* _Written task_
Identify the lines that contain the word "language", then copy them.

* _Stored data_
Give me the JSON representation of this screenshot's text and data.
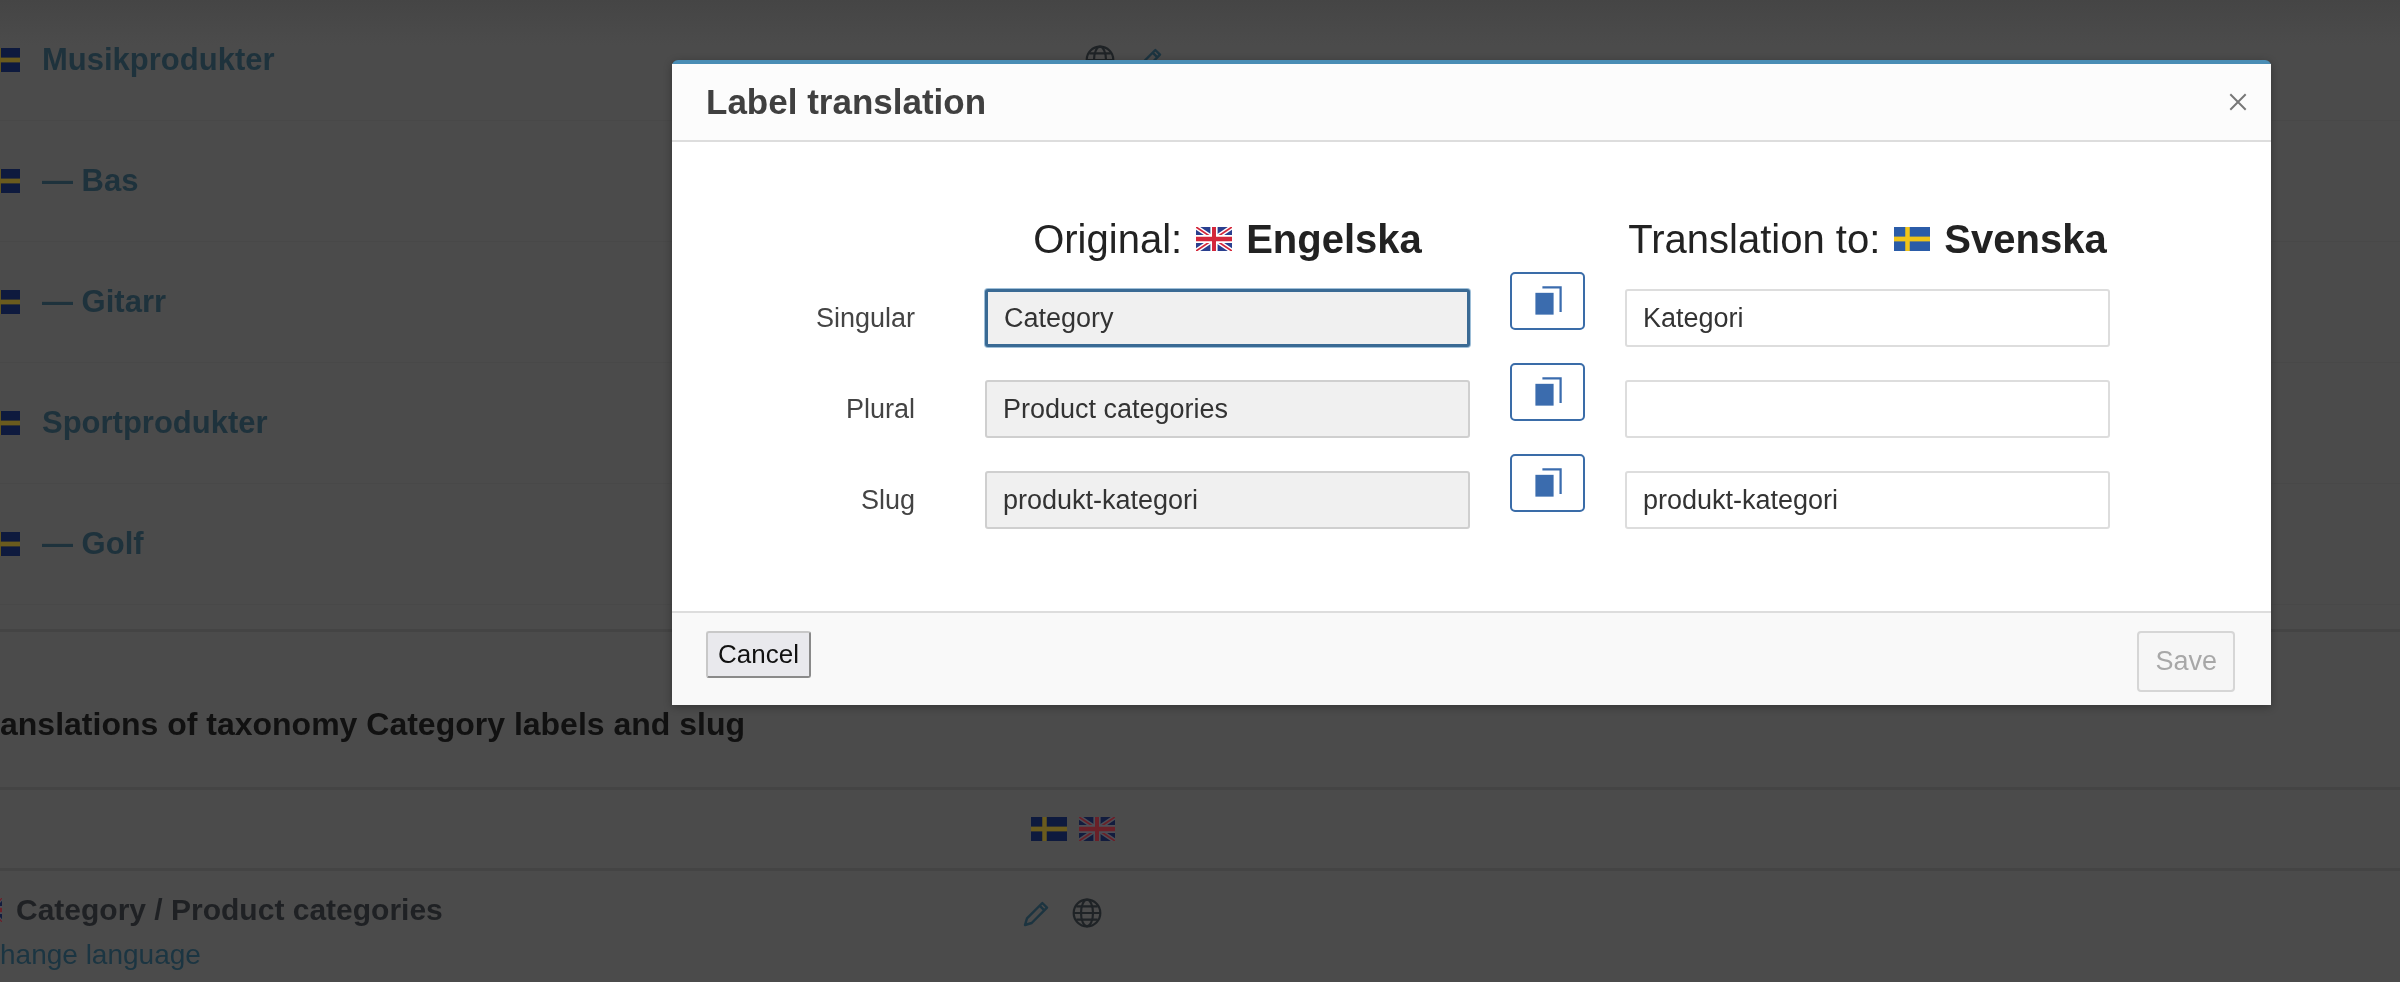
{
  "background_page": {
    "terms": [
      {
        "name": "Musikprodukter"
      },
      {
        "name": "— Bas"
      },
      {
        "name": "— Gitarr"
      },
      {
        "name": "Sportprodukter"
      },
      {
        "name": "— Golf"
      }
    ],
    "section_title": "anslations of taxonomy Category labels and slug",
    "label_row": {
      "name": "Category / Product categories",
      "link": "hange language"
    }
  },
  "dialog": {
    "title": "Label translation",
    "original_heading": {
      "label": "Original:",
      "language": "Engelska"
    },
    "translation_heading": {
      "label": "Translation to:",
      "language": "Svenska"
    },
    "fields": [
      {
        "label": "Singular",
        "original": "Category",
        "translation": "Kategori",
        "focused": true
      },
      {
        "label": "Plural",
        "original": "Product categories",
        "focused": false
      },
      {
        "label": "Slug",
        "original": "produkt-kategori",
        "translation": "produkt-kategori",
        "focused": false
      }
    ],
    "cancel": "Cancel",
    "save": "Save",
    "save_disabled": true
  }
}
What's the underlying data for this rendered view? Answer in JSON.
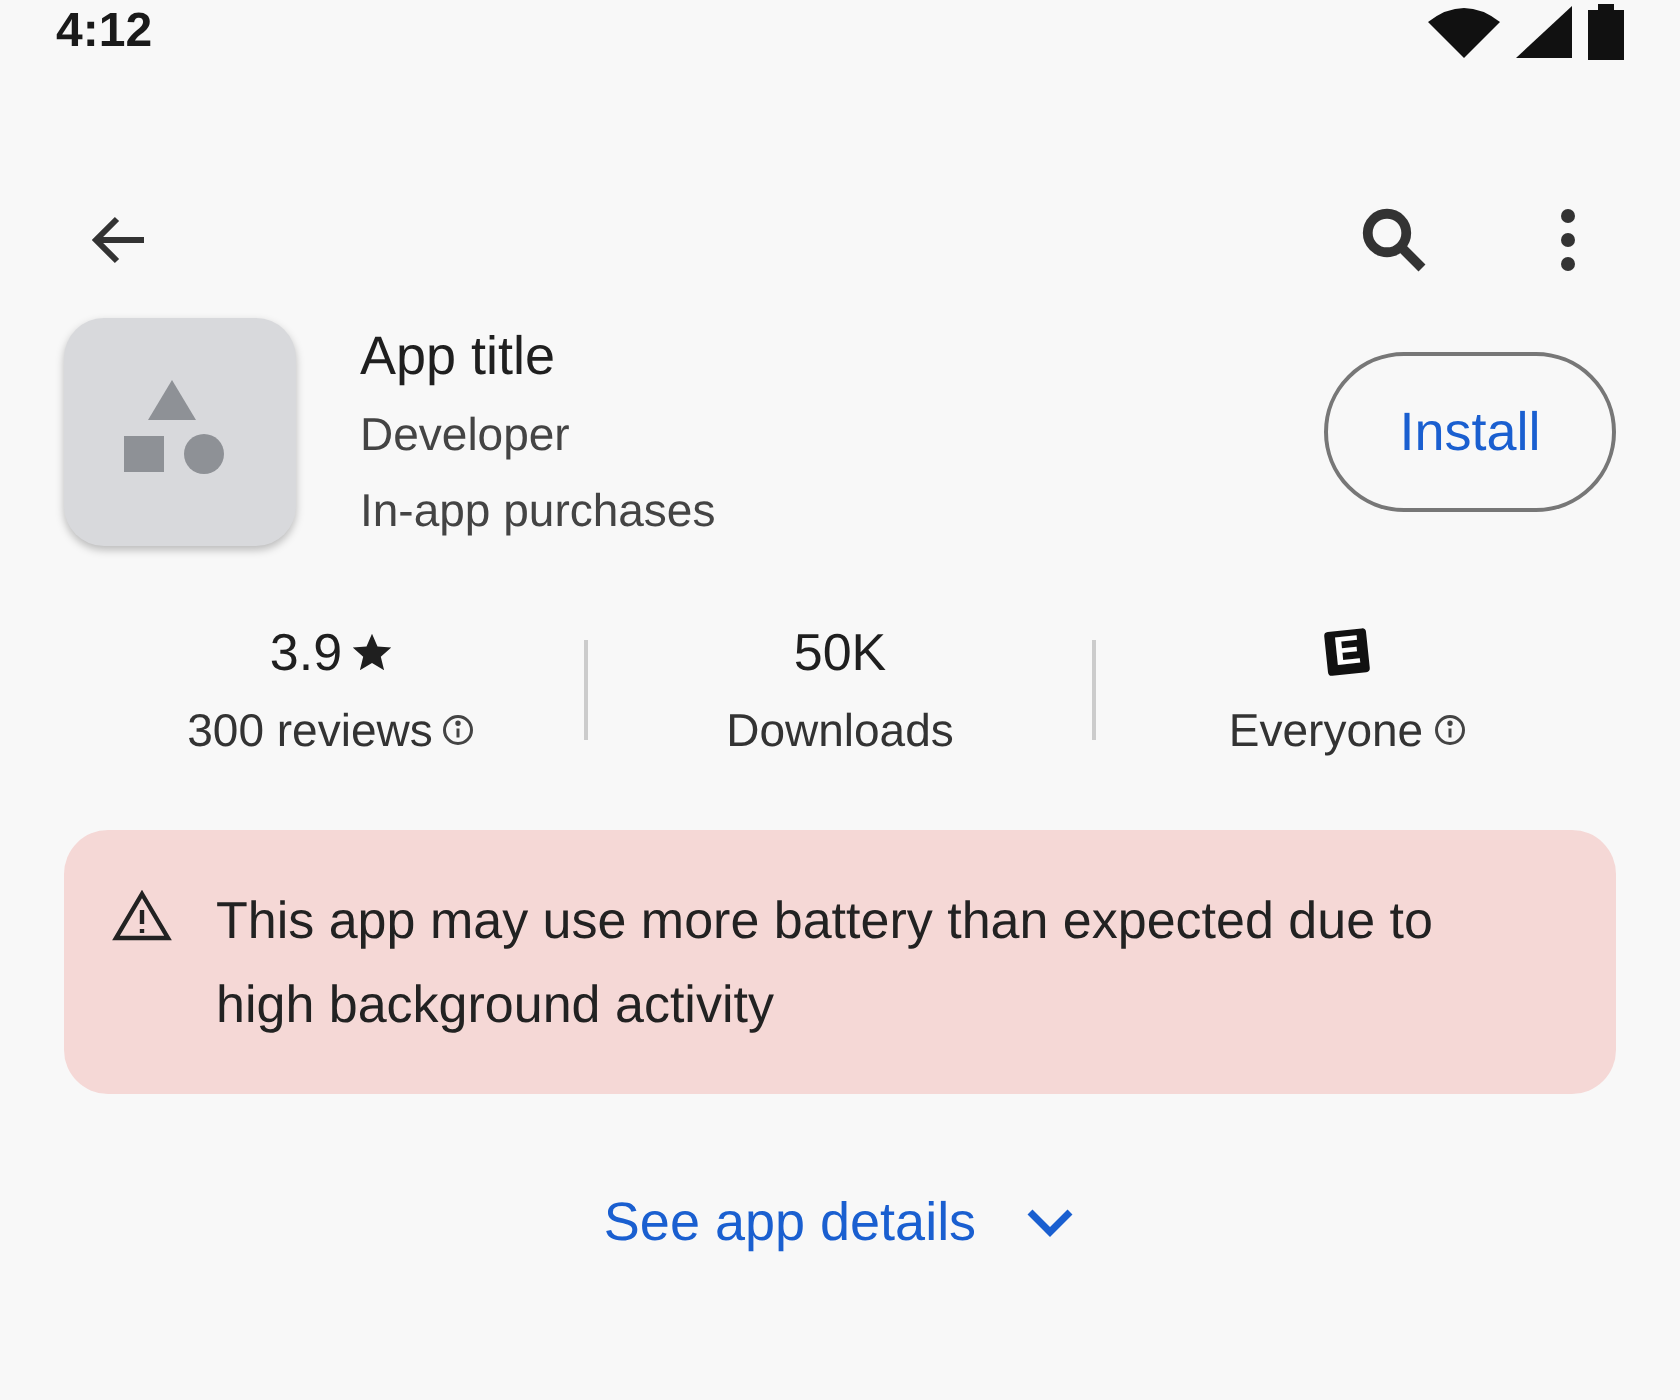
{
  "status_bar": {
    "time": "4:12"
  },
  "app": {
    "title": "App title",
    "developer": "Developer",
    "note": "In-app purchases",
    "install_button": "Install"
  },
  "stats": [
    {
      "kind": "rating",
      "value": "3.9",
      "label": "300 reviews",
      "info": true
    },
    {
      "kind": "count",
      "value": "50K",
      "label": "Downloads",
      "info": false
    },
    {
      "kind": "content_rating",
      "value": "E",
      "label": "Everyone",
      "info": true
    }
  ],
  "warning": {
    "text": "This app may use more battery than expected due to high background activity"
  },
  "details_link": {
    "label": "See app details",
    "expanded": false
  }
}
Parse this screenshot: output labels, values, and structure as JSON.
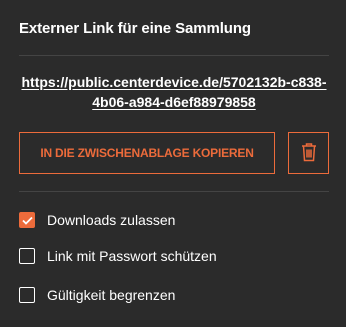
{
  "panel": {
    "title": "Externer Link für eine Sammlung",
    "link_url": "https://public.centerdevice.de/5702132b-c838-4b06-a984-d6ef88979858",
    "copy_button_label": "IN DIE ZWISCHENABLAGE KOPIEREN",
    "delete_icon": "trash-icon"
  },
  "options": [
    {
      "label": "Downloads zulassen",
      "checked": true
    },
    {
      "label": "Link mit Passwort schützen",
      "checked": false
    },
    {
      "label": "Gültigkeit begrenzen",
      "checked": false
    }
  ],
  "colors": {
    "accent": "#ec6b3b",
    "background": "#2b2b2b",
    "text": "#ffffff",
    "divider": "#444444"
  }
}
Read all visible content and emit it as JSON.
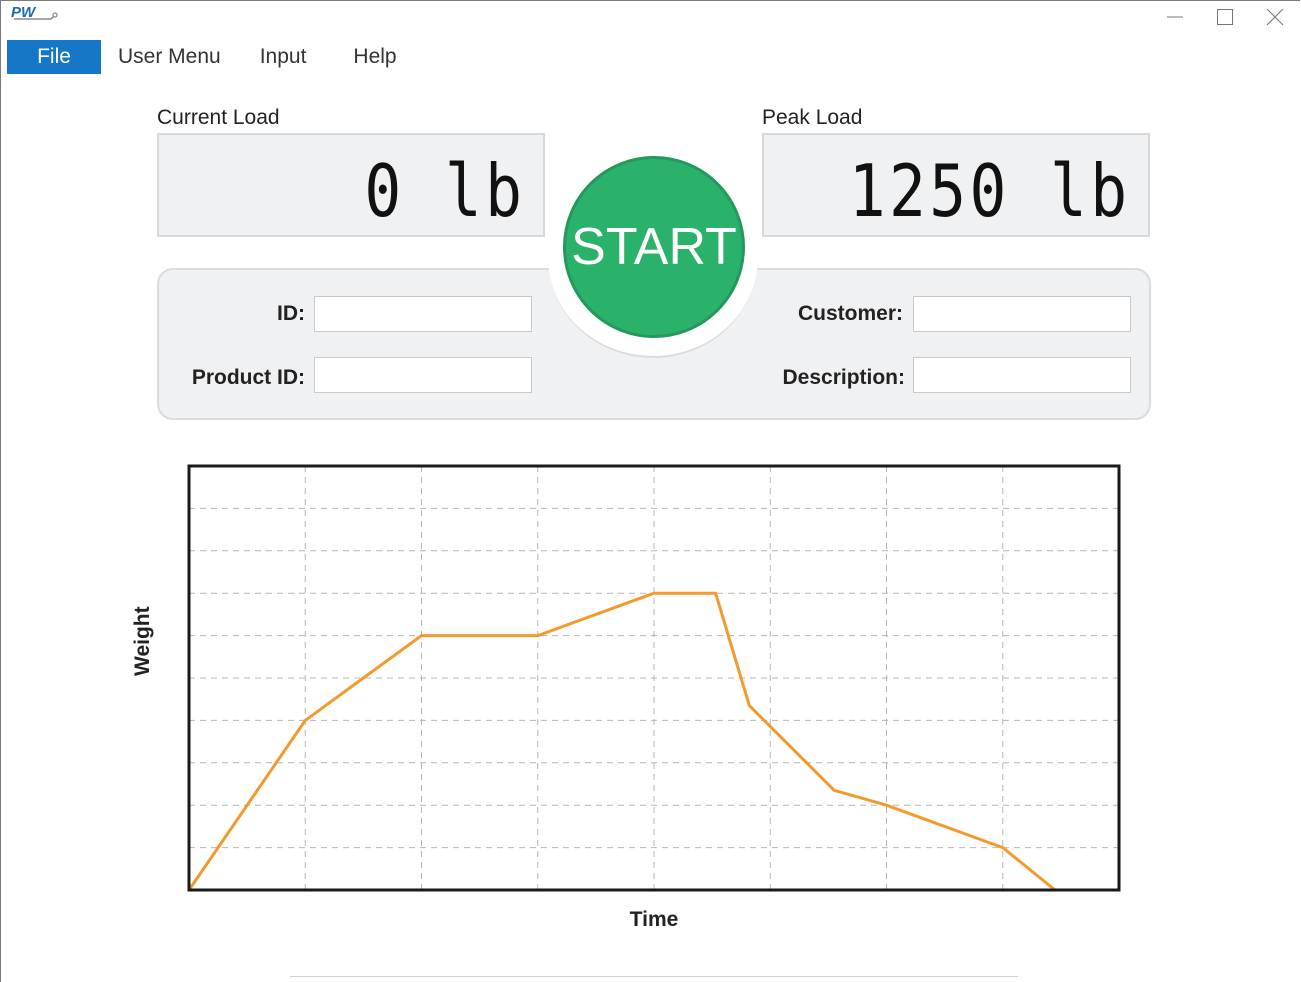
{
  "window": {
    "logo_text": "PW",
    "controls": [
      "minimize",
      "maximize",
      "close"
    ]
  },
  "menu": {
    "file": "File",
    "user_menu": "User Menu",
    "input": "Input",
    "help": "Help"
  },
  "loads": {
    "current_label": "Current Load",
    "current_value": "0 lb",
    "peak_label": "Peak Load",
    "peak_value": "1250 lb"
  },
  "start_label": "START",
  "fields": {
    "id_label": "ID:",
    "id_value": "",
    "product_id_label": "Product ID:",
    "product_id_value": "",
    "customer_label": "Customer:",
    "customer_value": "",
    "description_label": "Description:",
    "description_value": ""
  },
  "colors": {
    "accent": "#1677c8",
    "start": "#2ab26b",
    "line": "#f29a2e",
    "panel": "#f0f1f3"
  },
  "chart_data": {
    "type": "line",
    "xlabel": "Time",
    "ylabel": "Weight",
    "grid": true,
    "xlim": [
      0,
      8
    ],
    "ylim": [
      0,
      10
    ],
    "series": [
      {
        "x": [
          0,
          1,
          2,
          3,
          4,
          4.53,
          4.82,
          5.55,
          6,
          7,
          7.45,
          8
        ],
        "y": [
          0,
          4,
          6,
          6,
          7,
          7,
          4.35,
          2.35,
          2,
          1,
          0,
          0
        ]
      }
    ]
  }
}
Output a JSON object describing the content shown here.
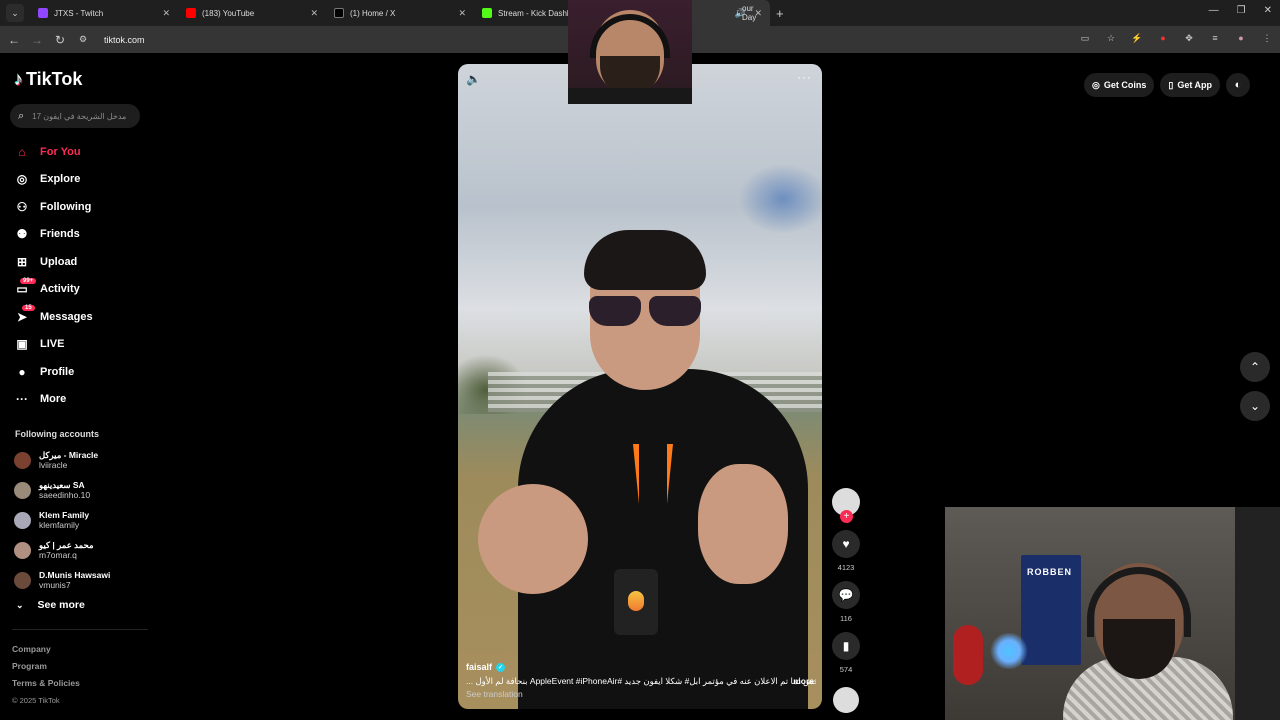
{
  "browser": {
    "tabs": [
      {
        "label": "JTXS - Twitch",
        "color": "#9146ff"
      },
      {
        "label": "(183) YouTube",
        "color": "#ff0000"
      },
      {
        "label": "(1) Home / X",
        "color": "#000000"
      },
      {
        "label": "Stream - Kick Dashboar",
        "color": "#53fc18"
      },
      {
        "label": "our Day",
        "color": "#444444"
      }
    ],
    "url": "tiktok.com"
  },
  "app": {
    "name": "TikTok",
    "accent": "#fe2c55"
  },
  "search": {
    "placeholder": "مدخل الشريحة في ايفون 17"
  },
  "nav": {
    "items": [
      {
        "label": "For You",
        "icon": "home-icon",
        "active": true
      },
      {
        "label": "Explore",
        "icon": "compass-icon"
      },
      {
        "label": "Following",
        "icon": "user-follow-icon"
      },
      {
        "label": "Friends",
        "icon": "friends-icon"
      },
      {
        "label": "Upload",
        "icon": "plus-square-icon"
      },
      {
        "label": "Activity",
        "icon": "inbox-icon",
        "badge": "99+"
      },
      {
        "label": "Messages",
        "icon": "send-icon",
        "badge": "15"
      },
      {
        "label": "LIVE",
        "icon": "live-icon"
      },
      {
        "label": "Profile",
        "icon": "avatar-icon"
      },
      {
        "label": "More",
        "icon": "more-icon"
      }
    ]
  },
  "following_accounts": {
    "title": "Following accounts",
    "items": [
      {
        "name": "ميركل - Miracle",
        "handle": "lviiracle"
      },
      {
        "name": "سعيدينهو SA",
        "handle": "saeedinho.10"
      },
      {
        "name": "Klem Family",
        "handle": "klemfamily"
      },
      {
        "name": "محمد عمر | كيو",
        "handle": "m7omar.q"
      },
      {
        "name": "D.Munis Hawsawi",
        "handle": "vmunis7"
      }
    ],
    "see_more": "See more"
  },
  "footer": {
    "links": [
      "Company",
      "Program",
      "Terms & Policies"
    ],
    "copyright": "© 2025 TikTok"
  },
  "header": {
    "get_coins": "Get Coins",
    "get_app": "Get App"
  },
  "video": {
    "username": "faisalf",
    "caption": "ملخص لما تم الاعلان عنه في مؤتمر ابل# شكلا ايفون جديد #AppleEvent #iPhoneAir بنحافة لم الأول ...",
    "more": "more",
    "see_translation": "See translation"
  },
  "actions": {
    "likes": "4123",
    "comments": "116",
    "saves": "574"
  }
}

* _Finished exercise_
      "link": "hange language"
      "language": "Engelska"
      "language": "Svenska"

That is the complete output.